## Source data:
--- start ---

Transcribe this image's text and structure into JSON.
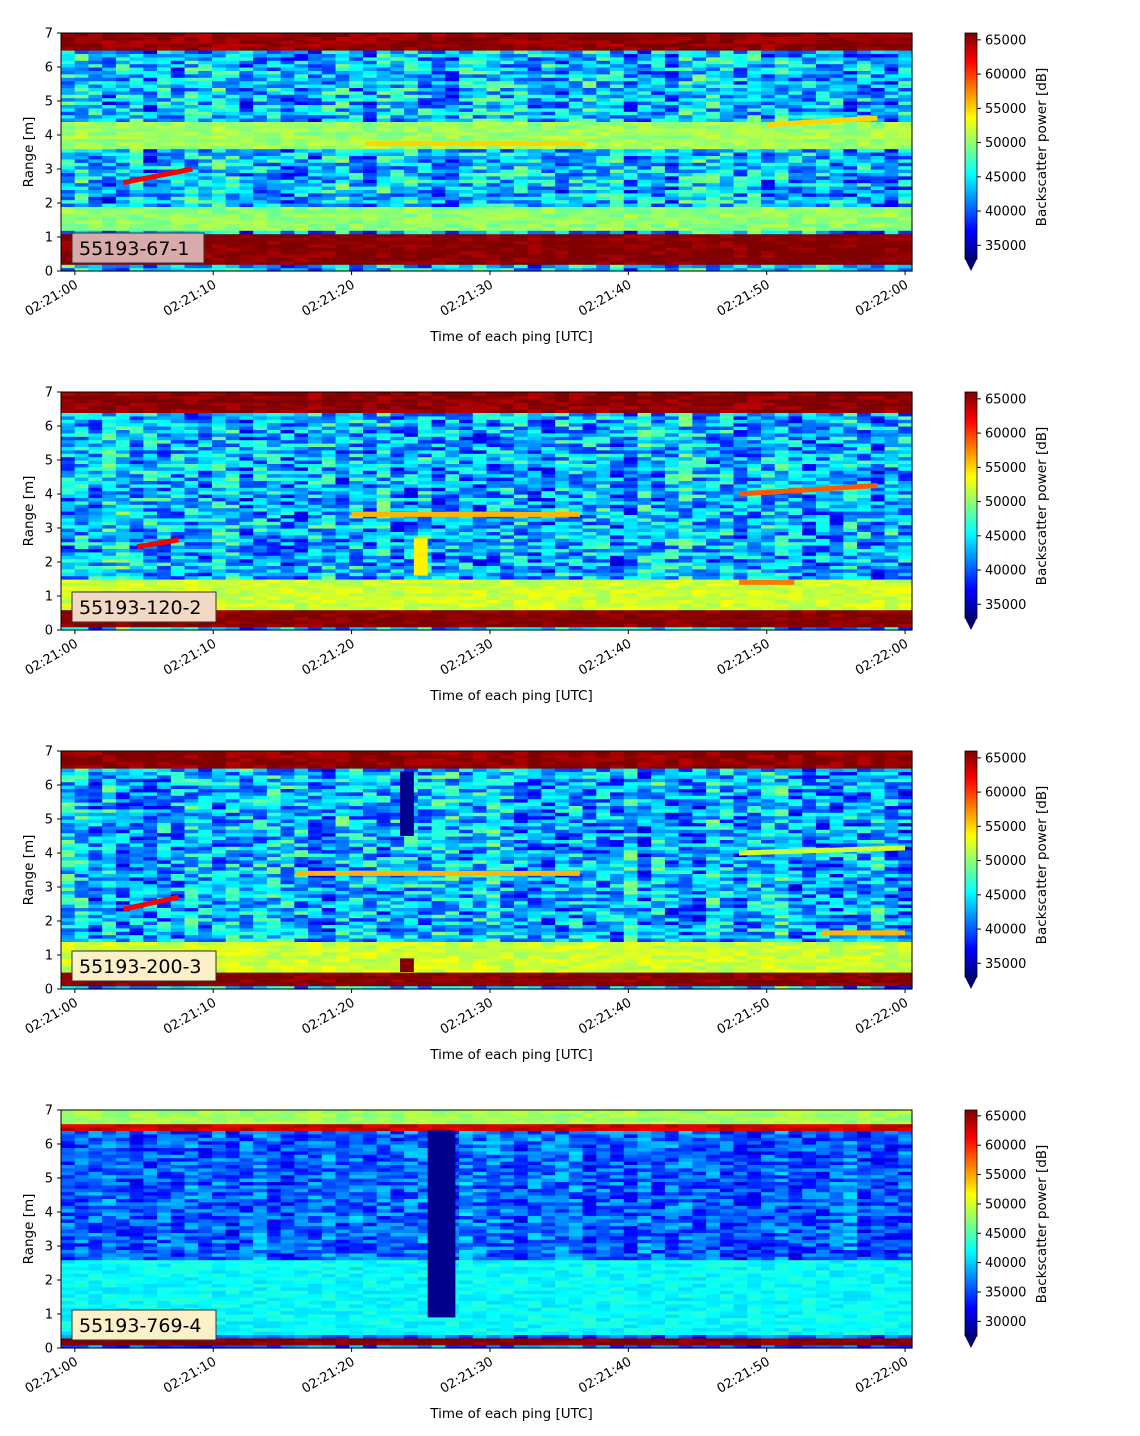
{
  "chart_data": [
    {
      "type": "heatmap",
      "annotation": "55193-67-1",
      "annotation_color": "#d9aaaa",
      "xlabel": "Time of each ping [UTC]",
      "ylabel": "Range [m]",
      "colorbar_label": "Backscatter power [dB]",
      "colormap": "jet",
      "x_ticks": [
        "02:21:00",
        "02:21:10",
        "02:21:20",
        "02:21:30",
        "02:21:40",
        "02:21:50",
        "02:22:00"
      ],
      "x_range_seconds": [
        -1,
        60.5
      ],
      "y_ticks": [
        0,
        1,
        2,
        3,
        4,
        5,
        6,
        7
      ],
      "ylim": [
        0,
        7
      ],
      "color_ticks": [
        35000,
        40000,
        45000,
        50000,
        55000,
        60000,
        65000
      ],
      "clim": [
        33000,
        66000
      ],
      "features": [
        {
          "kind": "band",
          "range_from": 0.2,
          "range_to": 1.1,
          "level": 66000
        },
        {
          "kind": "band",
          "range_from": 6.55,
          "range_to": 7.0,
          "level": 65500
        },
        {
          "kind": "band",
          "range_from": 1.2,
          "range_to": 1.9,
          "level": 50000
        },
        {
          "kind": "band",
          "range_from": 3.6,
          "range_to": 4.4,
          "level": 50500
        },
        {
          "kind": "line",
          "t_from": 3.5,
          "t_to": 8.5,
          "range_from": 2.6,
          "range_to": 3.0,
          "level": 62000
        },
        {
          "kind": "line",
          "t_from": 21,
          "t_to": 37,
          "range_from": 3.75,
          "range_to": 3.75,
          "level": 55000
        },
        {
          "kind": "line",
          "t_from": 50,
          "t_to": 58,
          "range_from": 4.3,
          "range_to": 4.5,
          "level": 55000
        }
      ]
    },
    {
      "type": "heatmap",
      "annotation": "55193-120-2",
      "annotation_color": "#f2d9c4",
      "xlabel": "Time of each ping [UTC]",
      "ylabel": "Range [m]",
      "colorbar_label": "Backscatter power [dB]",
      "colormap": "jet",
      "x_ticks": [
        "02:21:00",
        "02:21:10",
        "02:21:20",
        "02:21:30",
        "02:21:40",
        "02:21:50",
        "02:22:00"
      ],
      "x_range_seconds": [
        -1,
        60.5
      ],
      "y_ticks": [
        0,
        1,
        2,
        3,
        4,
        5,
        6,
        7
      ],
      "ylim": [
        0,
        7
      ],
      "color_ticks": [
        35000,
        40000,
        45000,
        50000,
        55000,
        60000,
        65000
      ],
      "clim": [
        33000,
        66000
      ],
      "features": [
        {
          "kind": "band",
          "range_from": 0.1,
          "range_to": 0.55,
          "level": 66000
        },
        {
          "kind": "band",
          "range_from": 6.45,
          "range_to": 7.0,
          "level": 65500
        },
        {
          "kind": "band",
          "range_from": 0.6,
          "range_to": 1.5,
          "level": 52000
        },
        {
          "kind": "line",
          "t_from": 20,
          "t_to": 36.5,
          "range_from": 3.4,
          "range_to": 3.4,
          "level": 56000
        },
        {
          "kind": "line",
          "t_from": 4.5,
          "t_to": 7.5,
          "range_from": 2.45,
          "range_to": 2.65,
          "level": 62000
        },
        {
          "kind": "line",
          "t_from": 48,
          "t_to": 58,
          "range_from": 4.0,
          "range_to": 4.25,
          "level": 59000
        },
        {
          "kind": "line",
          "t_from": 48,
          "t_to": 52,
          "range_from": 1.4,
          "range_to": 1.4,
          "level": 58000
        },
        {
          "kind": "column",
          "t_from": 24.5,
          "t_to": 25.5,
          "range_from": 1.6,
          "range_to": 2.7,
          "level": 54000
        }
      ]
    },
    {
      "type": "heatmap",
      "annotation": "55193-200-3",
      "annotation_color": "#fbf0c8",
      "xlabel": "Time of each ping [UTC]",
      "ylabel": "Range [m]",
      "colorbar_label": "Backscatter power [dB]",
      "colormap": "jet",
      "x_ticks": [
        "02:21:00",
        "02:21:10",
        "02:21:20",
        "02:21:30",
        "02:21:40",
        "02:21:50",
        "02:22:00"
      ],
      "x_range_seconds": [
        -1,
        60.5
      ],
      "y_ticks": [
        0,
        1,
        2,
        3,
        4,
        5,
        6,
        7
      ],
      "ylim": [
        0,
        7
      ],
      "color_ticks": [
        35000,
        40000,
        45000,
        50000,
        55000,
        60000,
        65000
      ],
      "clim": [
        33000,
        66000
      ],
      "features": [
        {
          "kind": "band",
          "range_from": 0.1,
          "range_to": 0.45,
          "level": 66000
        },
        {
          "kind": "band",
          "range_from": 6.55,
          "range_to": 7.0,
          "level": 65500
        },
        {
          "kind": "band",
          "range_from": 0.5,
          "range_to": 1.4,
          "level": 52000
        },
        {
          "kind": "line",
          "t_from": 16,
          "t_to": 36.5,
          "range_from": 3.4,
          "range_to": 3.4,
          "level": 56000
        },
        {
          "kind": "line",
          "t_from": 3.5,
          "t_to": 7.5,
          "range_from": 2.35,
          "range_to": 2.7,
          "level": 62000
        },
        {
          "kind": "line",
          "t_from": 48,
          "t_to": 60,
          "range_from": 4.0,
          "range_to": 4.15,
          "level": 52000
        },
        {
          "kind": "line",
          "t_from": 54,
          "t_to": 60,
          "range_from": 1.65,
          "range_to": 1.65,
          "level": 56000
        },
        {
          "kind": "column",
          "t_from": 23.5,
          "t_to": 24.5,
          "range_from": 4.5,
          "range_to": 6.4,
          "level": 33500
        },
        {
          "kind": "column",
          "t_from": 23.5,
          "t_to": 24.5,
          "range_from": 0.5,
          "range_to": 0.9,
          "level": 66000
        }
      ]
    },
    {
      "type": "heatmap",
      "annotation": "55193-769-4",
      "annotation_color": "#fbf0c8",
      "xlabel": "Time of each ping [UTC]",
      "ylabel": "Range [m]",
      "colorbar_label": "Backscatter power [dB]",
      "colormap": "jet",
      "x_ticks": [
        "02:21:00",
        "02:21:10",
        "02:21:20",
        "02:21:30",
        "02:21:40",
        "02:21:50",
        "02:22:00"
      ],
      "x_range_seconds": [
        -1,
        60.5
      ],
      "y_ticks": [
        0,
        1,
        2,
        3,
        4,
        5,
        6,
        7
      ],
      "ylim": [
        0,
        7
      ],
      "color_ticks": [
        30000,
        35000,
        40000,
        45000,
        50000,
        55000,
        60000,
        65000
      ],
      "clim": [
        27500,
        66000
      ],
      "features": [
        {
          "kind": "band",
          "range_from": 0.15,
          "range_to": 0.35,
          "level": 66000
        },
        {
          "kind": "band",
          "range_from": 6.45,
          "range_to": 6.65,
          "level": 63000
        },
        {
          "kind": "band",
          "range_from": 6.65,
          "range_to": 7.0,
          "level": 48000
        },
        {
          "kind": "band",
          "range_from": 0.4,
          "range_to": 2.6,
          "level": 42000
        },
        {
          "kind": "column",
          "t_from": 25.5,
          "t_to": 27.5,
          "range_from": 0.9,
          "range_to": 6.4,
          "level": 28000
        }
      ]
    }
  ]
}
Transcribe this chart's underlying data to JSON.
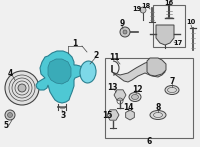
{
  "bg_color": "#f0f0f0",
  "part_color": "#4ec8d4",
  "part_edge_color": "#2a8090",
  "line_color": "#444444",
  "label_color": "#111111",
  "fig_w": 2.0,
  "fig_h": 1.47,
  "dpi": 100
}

--- end ---

## Exercise goal:
Please transcribe the material above exactly as written. Leave the pictures out.

## Full answer:
Transcribe this image's text and structure into JSON.
{
  "chart_data": [
    {
      "type": "heatmap",
      "annotation": "55193-67-1",
      "annotation_color": "#d9aaaa",
      "xlabel": "Time of each ping [UTC]",
      "ylabel": "Range [m]",
      "colorbar_label": "Backscatter power [dB]",
      "colormap": "jet",
      "x_ticks": [
        "02:21:00",
        "02:21:10",
        "02:21:20",
        "02:21:30",
        "02:21:40",
        "02:21:50",
        "02:22:00"
      ],
      "x_range_seconds": [
        -1,
        60.5
      ],
      "y_ticks": [
        0,
        1,
        2,
        3,
        4,
        5,
        6,
        7
      ],
      "ylim": [
        0,
        7
      ],
      "color_ticks": [
        35000,
        40000,
        45000,
        50000,
        55000,
        60000,
        65000
      ],
      "clim": [
        33000,
        66000
      ],
      "features": [
        {
          "kind": "band",
          "range_from": 0.2,
          "range_to": 1.1,
          "level": 66000
        },
        {
          "kind": "band",
          "range_from": 6.55,
          "range_to": 7.0,
          "level": 65500
        },
        {
          "kind": "band",
          "range_from": 1.2,
          "range_to": 1.9,
          "level": 50000
        },
        {
          "kind": "band",
          "range_from": 3.6,
          "range_to": 4.4,
          "level": 50500
        },
        {
          "kind": "line",
          "t_from": 3.5,
          "t_to": 8.5,
          "range_from": 2.6,
          "range_to": 3.0,
          "level": 62000
        },
        {
          "kind": "line",
          "t_from": 21,
          "t_to": 37,
          "range_from": 3.75,
          "range_to": 3.75,
          "level": 55000
        },
        {
          "kind": "line",
          "t_from": 50,
          "t_to": 58,
          "range_from": 4.3,
          "range_to": 4.5,
          "level": 55000
        }
      ]
    },
    {
      "type": "heatmap",
      "annotation": "55193-120-2",
      "annotation_color": "#f2d9c4",
      "xlabel": "Time of each ping [UTC]",
      "ylabel": "Range [m]",
      "colorbar_label": "Backscatter power [dB]",
      "colormap": "jet",
      "x_ticks": [
        "02:21:00",
        "02:21:10",
        "02:21:20",
        "02:21:30",
        "02:21:40",
        "02:21:50",
        "02:22:00"
      ],
      "x_range_seconds": [
        -1,
        60.5
      ],
      "y_ticks": [
        0,
        1,
        2,
        3,
        4,
        5,
        6,
        7
      ],
      "ylim": [
        0,
        7
      ],
      "color_ticks": [
        35000,
        40000,
        45000,
        50000,
        55000,
        60000,
        65000
      ],
      "clim": [
        33000,
        66000
      ],
      "features": [
        {
          "kind": "band",
          "range_from": 0.1,
          "range_to": 0.55,
          "level": 66000
        },
        {
          "kind": "band",
          "range_from": 6.45,
          "range_to": 7.0,
          "level": 65500
        },
        {
          "kind": "band",
          "range_from": 0.6,
          "range_to": 1.5,
          "level": 52000
        },
        {
          "kind": "line",
          "t_from": 20,
          "t_to": 36.5,
          "range_from": 3.4,
          "range_to": 3.4,
          "level": 56000
        },
        {
          "kind": "line",
          "t_from": 4.5,
          "t_to": 7.5,
          "range_from": 2.45,
          "range_to": 2.65,
          "level": 62000
        },
        {
          "kind": "line",
          "t_from": 48,
          "t_to": 58,
          "range_from": 4.0,
          "range_to": 4.25,
          "level": 59000
        },
        {
          "kind": "line",
          "t_from": 48,
          "t_to": 52,
          "range_from": 1.4,
          "range_to": 1.4,
          "level": 58000
        },
        {
          "kind": "column",
          "t_from": 24.5,
          "t_to": 25.5,
          "range_from": 1.6,
          "range_to": 2.7,
          "level": 54000
        }
      ]
    },
    {
      "type": "heatmap",
      "annotation": "55193-200-3",
      "annotation_color": "#fbf0c8",
      "xlabel": "Time of each ping [UTC]",
      "ylabel": "Range [m]",
      "colorbar_label": "Backscatter power [dB]",
      "colormap": "jet",
      "x_ticks": [
        "02:21:00",
        "02:21:10",
        "02:21:20",
        "02:21:30",
        "02:21:40",
        "02:21:50",
        "02:22:00"
      ],
      "x_range_seconds": [
        -1,
        60.5
      ],
      "y_ticks": [
        0,
        1,
        2,
        3,
        4,
        5,
        6,
        7
      ],
      "ylim": [
        0,
        7
      ],
      "color_ticks": [
        35000,
        40000,
        45000,
        50000,
        55000,
        60000,
        65000
      ],
      "clim": [
        33000,
        66000
      ],
      "features": [
        {
          "kind": "band",
          "range_from": 0.1,
          "range_to": 0.45,
          "level": 66000
        },
        {
          "kind": "band",
          "range_from": 6.55,
          "range_to": 7.0,
          "level": 65500
        },
        {
          "kind": "band",
          "range_from": 0.5,
          "range_to": 1.4,
          "level": 52000
        },
        {
          "kind": "line",
          "t_from": 16,
          "t_to": 36.5,
          "range_from": 3.4,
          "range_to": 3.4,
          "level": 56000
        },
        {
          "kind": "line",
          "t_from": 3.5,
          "t_to": 7.5,
          "range_from": 2.35,
          "range_to": 2.7,
          "level": 62000
        },
        {
          "kind": "line",
          "t_from": 48,
          "t_to": 60,
          "range_from": 4.0,
          "range_to": 4.15,
          "level": 52000
        },
        {
          "kind": "line",
          "t_from": 54,
          "t_to": 60,
          "range_from": 1.65,
          "range_to": 1.65,
          "level": 56000
        },
        {
          "kind": "column",
          "t_from": 23.5,
          "t_to": 24.5,
          "range_from": 4.5,
          "range_to": 6.4,
          "level": 33500
        },
        {
          "kind": "column",
          "t_from": 23.5,
          "t_to": 24.5,
          "range_from": 0.5,
          "range_to": 0.9,
          "level": 66000
        }
      ]
    },
    {
      "type": "heatmap",
      "annotation": "55193-769-4",
      "annotation_color": "#fbf0c8",
      "xlabel": "Time of each ping [UTC]",
      "ylabel": "Range [m]",
      "colorbar_label": "Backscatter power [dB]",
      "colormap": "jet",
      "x_ticks": [
        "02:21:00",
        "02:21:10",
        "02:21:20",
        "02:21:30",
        "02:21:40",
        "02:21:50",
        "02:22:00"
      ],
      "x_range_seconds": [
        -1,
        60.5
      ],
      "y_ticks": [
        0,
        1,
        2,
        3,
        4,
        5,
        6,
        7
      ],
      "ylim": [
        0,
        7
      ],
      "color_ticks": [
        30000,
        35000,
        40000,
        45000,
        50000,
        55000,
        60000,
        65000
      ],
      "clim": [
        27500,
        66000
      ],
      "features": [
        {
          "kind": "band",
          "range_from": 0.15,
          "range_to": 0.35,
          "level": 66000
        },
        {
          "kind": "band",
          "range_from": 6.45,
          "range_to": 6.65,
          "level": 63000
        },
        {
          "kind": "band",
          "range_from": 6.65,
          "range_to": 7.0,
          "level": 48000
        },
        {
          "kind": "band",
          "range_from": 0.4,
          "range_to": 2.6,
          "level": 42000
        },
        {
          "kind": "column",
          "t_from": 25.5,
          "t_to": 27.5,
          "range_from": 0.9,
          "range_to": 6.4,
          "level": 28000
        }
      ]
    }
  ]
}
Transcribe this chart's underlying data to JSON.
{
  "bg_color": "#f0f0f0",
  "part_color": "#4ec8d4",
  "part_edge_color": "#2a8090",
  "line_color": "#444444",
  "label_color": "#111111",
  "fig_w": 2.0,
  "fig_h": 1.47,
  "dpi": 100
}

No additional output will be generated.